THE RECORDS:
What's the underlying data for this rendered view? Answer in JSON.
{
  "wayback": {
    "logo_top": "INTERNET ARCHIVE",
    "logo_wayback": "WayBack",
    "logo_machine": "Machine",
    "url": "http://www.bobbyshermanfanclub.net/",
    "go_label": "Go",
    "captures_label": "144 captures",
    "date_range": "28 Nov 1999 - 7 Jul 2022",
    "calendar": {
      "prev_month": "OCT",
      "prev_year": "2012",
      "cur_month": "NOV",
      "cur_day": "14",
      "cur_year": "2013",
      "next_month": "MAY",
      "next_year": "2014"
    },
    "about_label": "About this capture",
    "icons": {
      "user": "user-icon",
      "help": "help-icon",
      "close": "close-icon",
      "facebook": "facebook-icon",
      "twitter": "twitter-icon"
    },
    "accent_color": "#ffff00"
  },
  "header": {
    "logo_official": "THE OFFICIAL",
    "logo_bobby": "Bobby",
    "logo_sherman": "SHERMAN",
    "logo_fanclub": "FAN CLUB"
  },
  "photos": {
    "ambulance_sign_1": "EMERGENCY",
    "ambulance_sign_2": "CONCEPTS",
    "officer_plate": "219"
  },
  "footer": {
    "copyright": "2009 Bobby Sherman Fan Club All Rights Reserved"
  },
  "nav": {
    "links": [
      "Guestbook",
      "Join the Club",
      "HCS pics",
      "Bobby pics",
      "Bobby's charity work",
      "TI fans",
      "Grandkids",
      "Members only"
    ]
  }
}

STATED PROBLEM: Retype the material in full, character for character.

WRITTEN RESPONSE:
What's the underlying data for this rendered view? Answer in JSON.
{
  "wayback": {
    "logo_top": "INTERNET ARCHIVE",
    "logo_wayback": "WayBack",
    "logo_machine": "Machine",
    "url": "http://www.bobbyshermanfanclub.net/",
    "go_label": "Go",
    "captures_label": "144 captures",
    "date_range": "28 Nov 1999 - 7 Jul 2022",
    "calendar": {
      "prev_month": "OCT",
      "prev_year": "2012",
      "cur_month": "NOV",
      "cur_day": "14",
      "cur_year": "2013",
      "next_month": "MAY",
      "next_year": "2014"
    },
    "about_label": "About this capture",
    "icons": {
      "user": "user-icon",
      "help": "help-icon",
      "close": "close-icon",
      "facebook": "facebook-icon",
      "twitter": "twitter-icon"
    },
    "accent_color": "#ffff00"
  },
  "header": {
    "logo_official": "THE OFFICIAL",
    "logo_bobby": "Bobby",
    "logo_sherman": "SHERMAN",
    "logo_fanclub": "FAN CLUB"
  },
  "photos": {
    "ambulance_sign_1": "EMERGENCY",
    "ambulance_sign_2": "CONCEPTS",
    "officer_plate": "219"
  },
  "footer": {
    "copyright": "2009 Bobby Sherman Fan Club All Rights Reserved"
  },
  "nav": {
    "links": [
      "Guestbook",
      "Join the Club",
      "HCS pics",
      "Bobby pics",
      "Bobby's charity work",
      "TI fans",
      "Grandkids",
      "Members only"
    ]
  }
}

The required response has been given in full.